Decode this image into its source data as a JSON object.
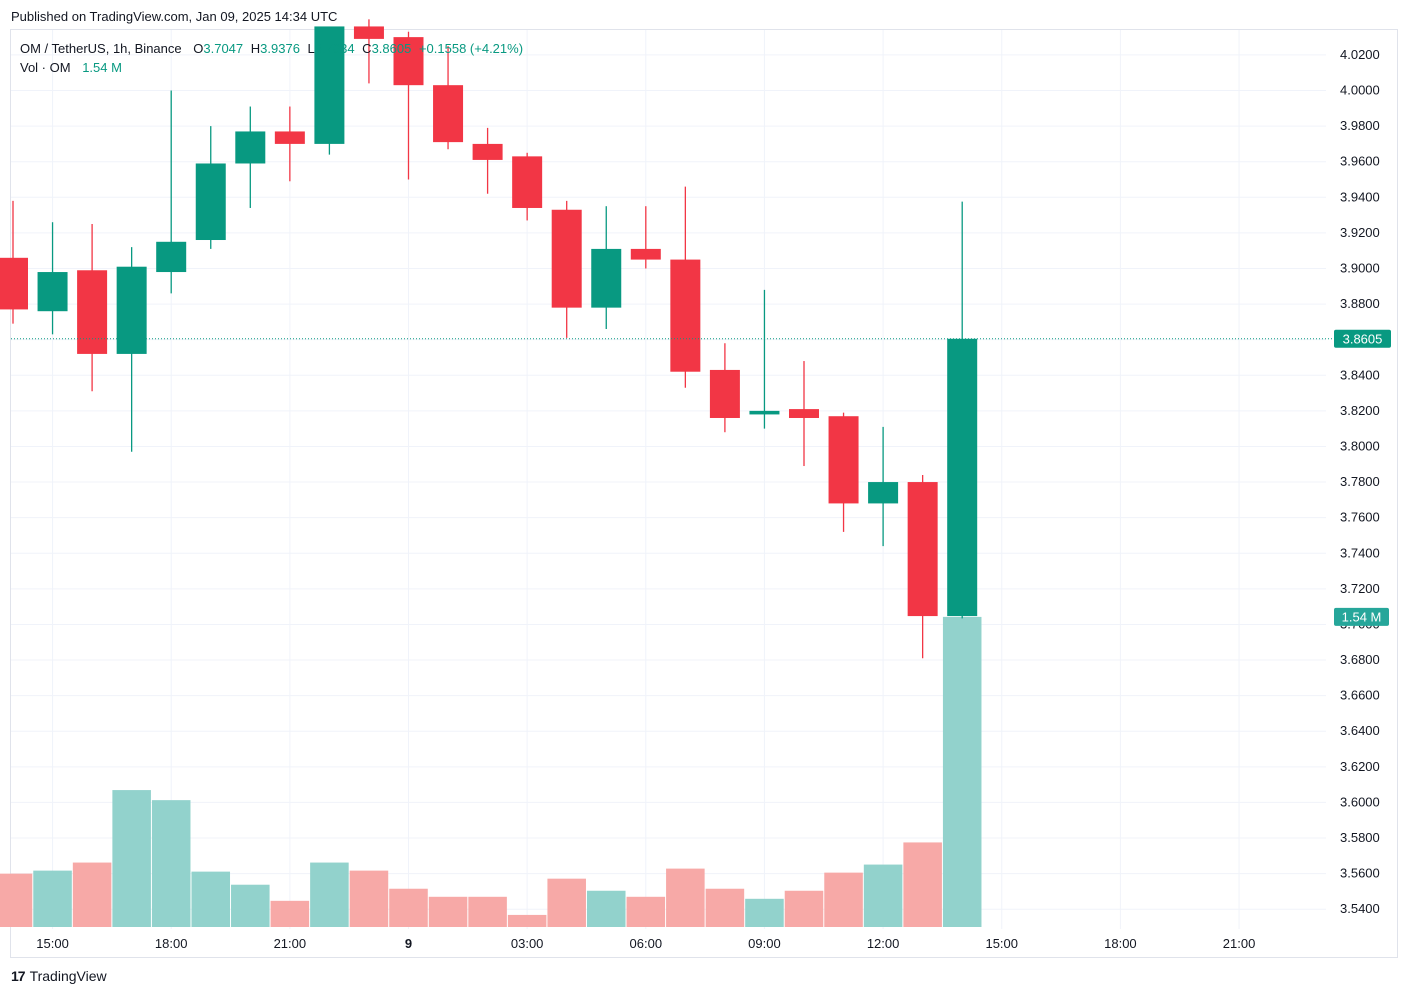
{
  "published": "Published on TradingView.com, Jan 09, 2025 14:34 UTC",
  "legend": {
    "symbol": "OM / TetherUS, 1h, Binance",
    "o_label": "O",
    "o_value": "3.7047",
    "h_label": "H",
    "h_value": "3.9376",
    "l_label": "L",
    "l_value": "3.7034",
    "c_label": "C",
    "c_value": "3.8605",
    "change": "+0.1558 (+4.21%)",
    "vol_label": "Vol · OM",
    "vol_value": "1.54 M"
  },
  "brand": {
    "mark": "17",
    "name": "TradingView"
  },
  "colors": {
    "up": "#089981",
    "down": "#f23645",
    "vol_up": "#92d2cc",
    "vol_down": "#f7a9a7"
  },
  "chart_data": {
    "type": "candlestick",
    "interval": "1h",
    "ylim": [
      3.53,
      4.034
    ],
    "y_ticks": [
      "4.0200",
      "4.0000",
      "3.9800",
      "3.9600",
      "3.9400",
      "3.9200",
      "3.9000",
      "3.8800",
      "3.8600",
      "3.8400",
      "3.8200",
      "3.8000",
      "3.7800",
      "3.7600",
      "3.7400",
      "3.7200",
      "3.7000",
      "3.6800",
      "3.6600",
      "3.6400",
      "3.6200",
      "3.6000",
      "3.5800",
      "3.5600",
      "3.5400"
    ],
    "x_ticks": [
      {
        "label": "15:00",
        "index": 1
      },
      {
        "label": "18:00",
        "index": 4
      },
      {
        "label": "21:00",
        "index": 7
      },
      {
        "label": "9",
        "index": 10,
        "bold": true
      },
      {
        "label": "03:00",
        "index": 13
      },
      {
        "label": "06:00",
        "index": 16
      },
      {
        "label": "09:00",
        "index": 19
      },
      {
        "label": "12:00",
        "index": 22
      },
      {
        "label": "15:00",
        "index": 25
      },
      {
        "label": "18:00",
        "index": 28
      },
      {
        "label": "21:00",
        "index": 31
      }
    ],
    "last_price": {
      "label": "3.8605",
      "value": 3.8605
    },
    "last_volume": {
      "label": "1.54 M"
    },
    "candles": [
      {
        "o": 3.906,
        "h": 3.938,
        "l": 3.869,
        "c": 3.877
      },
      {
        "o": 3.876,
        "h": 3.926,
        "l": 3.863,
        "c": 3.898
      },
      {
        "o": 3.899,
        "h": 3.925,
        "l": 3.831,
        "c": 3.852
      },
      {
        "o": 3.852,
        "h": 3.912,
        "l": 3.797,
        "c": 3.901
      },
      {
        "o": 3.898,
        "h": 4.0,
        "l": 3.886,
        "c": 3.915
      },
      {
        "o": 3.916,
        "h": 3.98,
        "l": 3.911,
        "c": 3.959
      },
      {
        "o": 3.959,
        "h": 3.991,
        "l": 3.934,
        "c": 3.977
      },
      {
        "o": 3.977,
        "h": 3.991,
        "l": 3.949,
        "c": 3.97
      },
      {
        "o": 3.97,
        "h": 4.036,
        "l": 3.964,
        "c": 4.036
      },
      {
        "o": 4.036,
        "h": 4.04,
        "l": 4.004,
        "c": 4.029
      },
      {
        "o": 4.03,
        "h": 4.033,
        "l": 3.95,
        "c": 4.003
      },
      {
        "o": 4.003,
        "h": 4.025,
        "l": 3.967,
        "c": 3.971
      },
      {
        "o": 3.97,
        "h": 3.979,
        "l": 3.942,
        "c": 3.961
      },
      {
        "o": 3.963,
        "h": 3.965,
        "l": 3.927,
        "c": 3.934
      },
      {
        "o": 3.933,
        "h": 3.938,
        "l": 3.861,
        "c": 3.878
      },
      {
        "o": 3.878,
        "h": 3.935,
        "l": 3.866,
        "c": 3.911
      },
      {
        "o": 3.911,
        "h": 3.935,
        "l": 3.9,
        "c": 3.905
      },
      {
        "o": 3.905,
        "h": 3.946,
        "l": 3.833,
        "c": 3.842
      },
      {
        "o": 3.843,
        "h": 3.858,
        "l": 3.808,
        "c": 3.816
      },
      {
        "o": 3.818,
        "h": 3.888,
        "l": 3.81,
        "c": 3.82
      },
      {
        "o": 3.821,
        "h": 3.848,
        "l": 3.789,
        "c": 3.816
      },
      {
        "o": 3.817,
        "h": 3.819,
        "l": 3.752,
        "c": 3.768
      },
      {
        "o": 3.768,
        "h": 3.811,
        "l": 3.744,
        "c": 3.78
      },
      {
        "o": 3.78,
        "h": 3.784,
        "l": 3.681,
        "c": 3.7047
      },
      {
        "o": 3.7047,
        "h": 3.9376,
        "l": 3.7034,
        "c": 3.8605
      }
    ],
    "volume": [
      0.265,
      0.28,
      0.32,
      0.68,
      0.63,
      0.275,
      0.21,
      0.13,
      0.32,
      0.28,
      0.19,
      0.15,
      0.15,
      0.06,
      0.24,
      0.18,
      0.15,
      0.29,
      0.19,
      0.14,
      0.18,
      0.27,
      0.31,
      0.42,
      1.54
    ],
    "volume_max": 2.2
  }
}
§
### EXERCISE
The entries above are to be returned exactly, without their pictures.

### ANSWER TO THE TASK
Decode this image into its source data as a JSON object.
{
  "published": "Published on TradingView.com, Jan 09, 2025 14:34 UTC",
  "legend": {
    "symbol": "OM / TetherUS, 1h, Binance",
    "o_label": "O",
    "o_value": "3.7047",
    "h_label": "H",
    "h_value": "3.9376",
    "l_label": "L",
    "l_value": "3.7034",
    "c_label": "C",
    "c_value": "3.8605",
    "change": "+0.1558 (+4.21%)",
    "vol_label": "Vol · OM",
    "vol_value": "1.54 M"
  },
  "brand": {
    "mark": "17",
    "name": "TradingView"
  },
  "colors": {
    "up": "#089981",
    "down": "#f23645",
    "vol_up": "#92d2cc",
    "vol_down": "#f7a9a7"
  },
  "chart_data": {
    "type": "candlestick",
    "interval": "1h",
    "ylim": [
      3.53,
      4.034
    ],
    "y_ticks": [
      "4.0200",
      "4.0000",
      "3.9800",
      "3.9600",
      "3.9400",
      "3.9200",
      "3.9000",
      "3.8800",
      "3.8600",
      "3.8400",
      "3.8200",
      "3.8000",
      "3.7800",
      "3.7600",
      "3.7400",
      "3.7200",
      "3.7000",
      "3.6800",
      "3.6600",
      "3.6400",
      "3.6200",
      "3.6000",
      "3.5800",
      "3.5600",
      "3.5400"
    ],
    "x_ticks": [
      {
        "label": "15:00",
        "index": 1
      },
      {
        "label": "18:00",
        "index": 4
      },
      {
        "label": "21:00",
        "index": 7
      },
      {
        "label": "9",
        "index": 10,
        "bold": true
      },
      {
        "label": "03:00",
        "index": 13
      },
      {
        "label": "06:00",
        "index": 16
      },
      {
        "label": "09:00",
        "index": 19
      },
      {
        "label": "12:00",
        "index": 22
      },
      {
        "label": "15:00",
        "index": 25
      },
      {
        "label": "18:00",
        "index": 28
      },
      {
        "label": "21:00",
        "index": 31
      }
    ],
    "last_price": {
      "label": "3.8605",
      "value": 3.8605
    },
    "last_volume": {
      "label": "1.54 M"
    },
    "candles": [
      {
        "o": 3.906,
        "h": 3.938,
        "l": 3.869,
        "c": 3.877
      },
      {
        "o": 3.876,
        "h": 3.926,
        "l": 3.863,
        "c": 3.898
      },
      {
        "o": 3.899,
        "h": 3.925,
        "l": 3.831,
        "c": 3.852
      },
      {
        "o": 3.852,
        "h": 3.912,
        "l": 3.797,
        "c": 3.901
      },
      {
        "o": 3.898,
        "h": 4.0,
        "l": 3.886,
        "c": 3.915
      },
      {
        "o": 3.916,
        "h": 3.98,
        "l": 3.911,
        "c": 3.959
      },
      {
        "o": 3.959,
        "h": 3.991,
        "l": 3.934,
        "c": 3.977
      },
      {
        "o": 3.977,
        "h": 3.991,
        "l": 3.949,
        "c": 3.97
      },
      {
        "o": 3.97,
        "h": 4.036,
        "l": 3.964,
        "c": 4.036
      },
      {
        "o": 4.036,
        "h": 4.04,
        "l": 4.004,
        "c": 4.029
      },
      {
        "o": 4.03,
        "h": 4.033,
        "l": 3.95,
        "c": 4.003
      },
      {
        "o": 4.003,
        "h": 4.025,
        "l": 3.967,
        "c": 3.971
      },
      {
        "o": 3.97,
        "h": 3.979,
        "l": 3.942,
        "c": 3.961
      },
      {
        "o": 3.963,
        "h": 3.965,
        "l": 3.927,
        "c": 3.934
      },
      {
        "o": 3.933,
        "h": 3.938,
        "l": 3.861,
        "c": 3.878
      },
      {
        "o": 3.878,
        "h": 3.935,
        "l": 3.866,
        "c": 3.911
      },
      {
        "o": 3.911,
        "h": 3.935,
        "l": 3.9,
        "c": 3.905
      },
      {
        "o": 3.905,
        "h": 3.946,
        "l": 3.833,
        "c": 3.842
      },
      {
        "o": 3.843,
        "h": 3.858,
        "l": 3.808,
        "c": 3.816
      },
      {
        "o": 3.818,
        "h": 3.888,
        "l": 3.81,
        "c": 3.82
      },
      {
        "o": 3.821,
        "h": 3.848,
        "l": 3.789,
        "c": 3.816
      },
      {
        "o": 3.817,
        "h": 3.819,
        "l": 3.752,
        "c": 3.768
      },
      {
        "o": 3.768,
        "h": 3.811,
        "l": 3.744,
        "c": 3.78
      },
      {
        "o": 3.78,
        "h": 3.784,
        "l": 3.681,
        "c": 3.7047
      },
      {
        "o": 3.7047,
        "h": 3.9376,
        "l": 3.7034,
        "c": 3.8605
      }
    ],
    "volume": [
      0.265,
      0.28,
      0.32,
      0.68,
      0.63,
      0.275,
      0.21,
      0.13,
      0.32,
      0.28,
      0.19,
      0.15,
      0.15,
      0.06,
      0.24,
      0.18,
      0.15,
      0.29,
      0.19,
      0.14,
      0.18,
      0.27,
      0.31,
      0.42,
      1.54
    ],
    "volume_max": 2.2
  }
}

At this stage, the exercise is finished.